§ Exercise description: Each line from the one that holds "Type out the text in this image." to the end of the records is to be retyped exactly. Pictures are not part of the copy.

[Dataset items]
_____
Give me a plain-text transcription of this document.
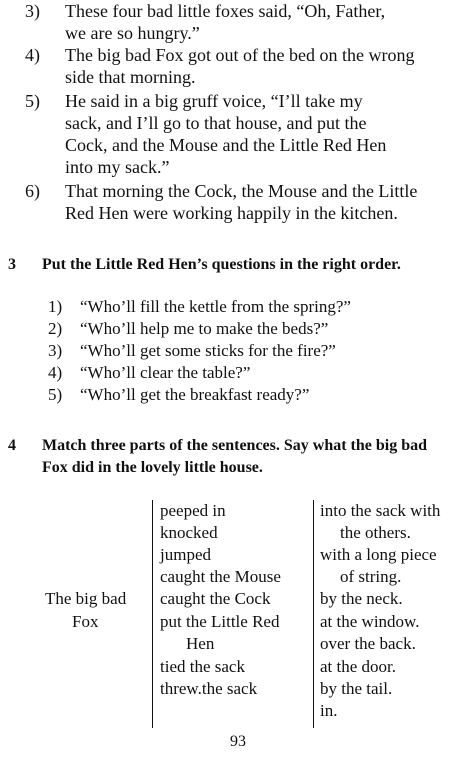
3) These four bad little foxes said, “Oh, Father,
we are so hungry.”
4) The big bad Fox got out of the bed on the wrong
side that morning.
5) He said in a big gruff voice, “I’ll take my
sack, and I’ll go to that house, and put the
Cock, and the Mouse and the Little Red Hen
into my sack.”
6) That morning the Cock, the Mouse and the Little
Red Hen were working happily in the kitchen.
3 Put the Little Red Hen’s questions in the right order.
1) “Who’ll fill the kettle from the spring?”
2) “Who’ll help me to make the beds?”
3) “Who’ll get some sticks for the fire?”
4) “Who’ll clear the table?”
5) “Who’ll get the breakfast ready?”
4 Match three parts of the sentences. Say what the big bad
Fox did in the lovely little house.
The big bad
Fox
peeped in
knocked
jumped
caught the Mouse
caught the Cock
put the Little Red
Hen
tied the sack
threw.the sack
into the sack with
the others.
with a long piece
of string.
by the neck.
at the window.
over the back.
at the door.
by the tail.
in.
93
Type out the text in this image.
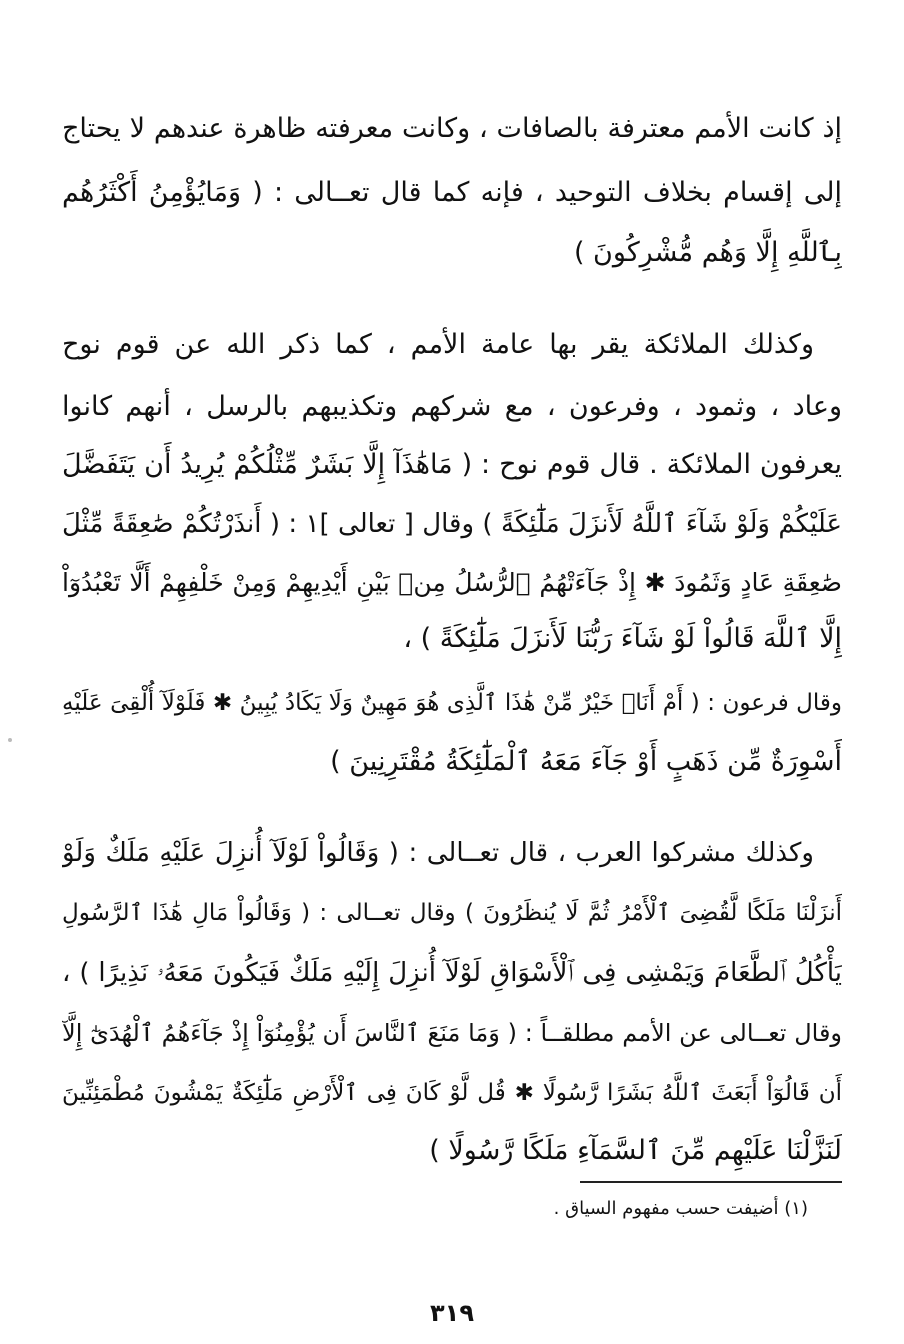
إذ كانت الأمم معترفة بالصافات ، وكانت معرفته ظاهرة عندهم لا يحتاج
إلى إقسام بخلاف التوحيد ، فإنه كما قال تعــالى : ( وَمَايُؤْمِنُ أَكْثَرُهُم
بِٱللَّهِ إِلَّا وَهُم مُّشْرِكُونَ )
وكذلك الملائكة يقر بها عامة الأمم ، كما ذكر الله عن قوم نوح
وعاد ، وثمود ، وفرعون ، مع شركهم وتكذيبهم بالرسل ، أنهم كانوا
يعرفون الملائكة . قال قوم نوح : ( مَاهَٰذَآ إِلَّا بَشَرٌ مِّثْلُكُمْ يُرِيدُ أَن يَتَفَضَّلَ
عَلَيْكُمْ وَلَوْ شَآءَ ٱللَّهُ لَأَنزَلَ مَلَٰٓئِكَةً ) وقال [ تعالى ]١ : ( أَنذَرْتُكُمْ صَٰعِقَةً مِّثْلَ
صَٰعِقَةِ عَادٍ وَثَمُودَ ✱ إِذْ جَآءَتْهُمُ ٱلرُّسُلُ مِنۢ بَيْنِ أَيْدِيهِمْ وَمِنْ خَلْفِهِمْ أَلَّا تَعْبُدُوٓاْ
إِلَّا ٱللَّهَ قَالُواْ لَوْ شَآءَ رَبُّنَا لَأَنزَلَ مَلَٰٓئِكَةً ) ،
وقال فرعون : ( أَمْ أَنَا۠ خَيْرٌ مِّنْ هَٰذَا ٱلَّذِى هُوَ مَهِينٌ وَلَا يَكَادُ يُبِينُ ✱ فَلَوْلَآ أُلْقِىَ عَلَيْهِ
أَسْوِرَةٌ مِّن ذَهَبٍ أَوْ جَآءَ مَعَهُ ٱلْمَلَٰٓئِكَةُ مُقْتَرِنِينَ )
وكذلك مشركوا العرب ، قال تعــالى : ( وَقَالُواْ لَوْلَآ أُنزِلَ عَلَيْهِ مَلَكٌ وَلَوْ
أَنزَلْنَا مَلَكًا لَّقُضِىَ ٱلْأَمْرُ ثُمَّ لَا يُنظَرُونَ ) وقال تعــالى : ( وَقَالُواْ مَالِ هَٰذَا ٱلرَّسُولِ
يَأْكُلُ ٱلطَّعَامَ وَيَمْشِى فِى ٱلْأَسْوَاقِ لَوْلَآ أُنزِلَ إِلَيْهِ مَلَكٌ فَيَكُونَ مَعَهُۥ نَذِيرًا ) ،
وقال تعــالى عن الأمم مطلقــاً : ( وَمَا مَنَعَ ٱلنَّاسَ أَن يُؤْمِنُوٓاْ إِذْ جَآءَهُمُ ٱلْهُدَىٰٓ إِلَّآ
أَن قَالُوٓاْ أَبَعَثَ ٱللَّهُ بَشَرًا رَّسُولًا ✱ قُل لَّوْ كَانَ فِى ٱلْأَرْضِ مَلَٰٓئِكَةٌ يَمْشُونَ مُطْمَئِنِّينَ
لَنَزَّلْنَا عَلَيْهِم مِّنَ ٱلسَّمَآءِ مَلَكًا رَّسُولًا )
(١) أضيفت حسب مفهوم السياق .
٣١٩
_____
§ Exercise solution:
Type out the text in this image.
إذ كانت الأمم معترفة بالصافات ، وكانت معرفته ظاهرة عندهم لا يحتاج
إلى إقسام بخلاف التوحيد ، فإنه كما قال تعــالى : ( وَمَايُؤْمِنُ أَكْثَرُهُم
بِٱللَّهِ إِلَّا وَهُم مُّشْرِكُونَ )
وكذلك الملائكة يقر بها عامة الأمم ، كما ذكر الله عن قوم نوح
وعاد ، وثمود ، وفرعون ، مع شركهم وتكذيبهم بالرسل ، أنهم كانوا
يعرفون الملائكة . قال قوم نوح : ( مَاهَٰذَآ إِلَّا بَشَرٌ مِّثْلُكُمْ يُرِيدُ أَن يَتَفَضَّلَ
عَلَيْكُمْ وَلَوْ شَآءَ ٱللَّهُ لَأَنزَلَ مَلَٰٓئِكَةً ) وقال [ تعالى ]١ : ( أَنذَرْتُكُمْ صَٰعِقَةً مِّثْلَ
صَٰعِقَةِ عَادٍ وَثَمُودَ ✱ إِذْ جَآءَتْهُمُ ٱلرُّسُلُ مِنۢ بَيْنِ أَيْدِيهِمْ وَمِنْ خَلْفِهِمْ أَلَّا تَعْبُدُوٓاْ
إِلَّا ٱللَّهَ قَالُواْ لَوْ شَآءَ رَبُّنَا لَأَنزَلَ مَلَٰٓئِكَةً ) ،
وقال فرعون : ( أَمْ أَنَا۠ خَيْرٌ مِّنْ هَٰذَا ٱلَّذِى هُوَ مَهِينٌ وَلَا يَكَادُ يُبِينُ ✱ فَلَوْلَآ أُلْقِىَ عَلَيْهِ
أَسْوِرَةٌ مِّن ذَهَبٍ أَوْ جَآءَ مَعَهُ ٱلْمَلَٰٓئِكَةُ مُقْتَرِنِينَ )
وكذلك مشركوا العرب ، قال تعــالى : ( وَقَالُواْ لَوْلَآ أُنزِلَ عَلَيْهِ مَلَكٌ وَلَوْ
أَنزَلْنَا مَلَكًا لَّقُضِىَ ٱلْأَمْرُ ثُمَّ لَا يُنظَرُونَ ) وقال تعــالى : ( وَقَالُواْ مَالِ هَٰذَا ٱلرَّسُولِ
يَأْكُلُ ٱلطَّعَامَ وَيَمْشِى فِى ٱلْأَسْوَاقِ لَوْلَآ أُنزِلَ إِلَيْهِ مَلَكٌ فَيَكُونَ مَعَهُۥ نَذِيرًا ) ،
وقال تعــالى عن الأمم مطلقــاً : ( وَمَا مَنَعَ ٱلنَّاسَ أَن يُؤْمِنُوٓاْ إِذْ جَآءَهُمُ ٱلْهُدَىٰٓ إِلَّآ
أَن قَالُوٓاْ أَبَعَثَ ٱللَّهُ بَشَرًا رَّسُولًا ✱ قُل لَّوْ كَانَ فِى ٱلْأَرْضِ مَلَٰٓئِكَةٌ يَمْشُونَ مُطْمَئِنِّينَ
لَنَزَّلْنَا عَلَيْهِم مِّنَ ٱلسَّمَآءِ مَلَكًا رَّسُولًا )
(١) أضيفت حسب مفهوم السياق .
٣١٩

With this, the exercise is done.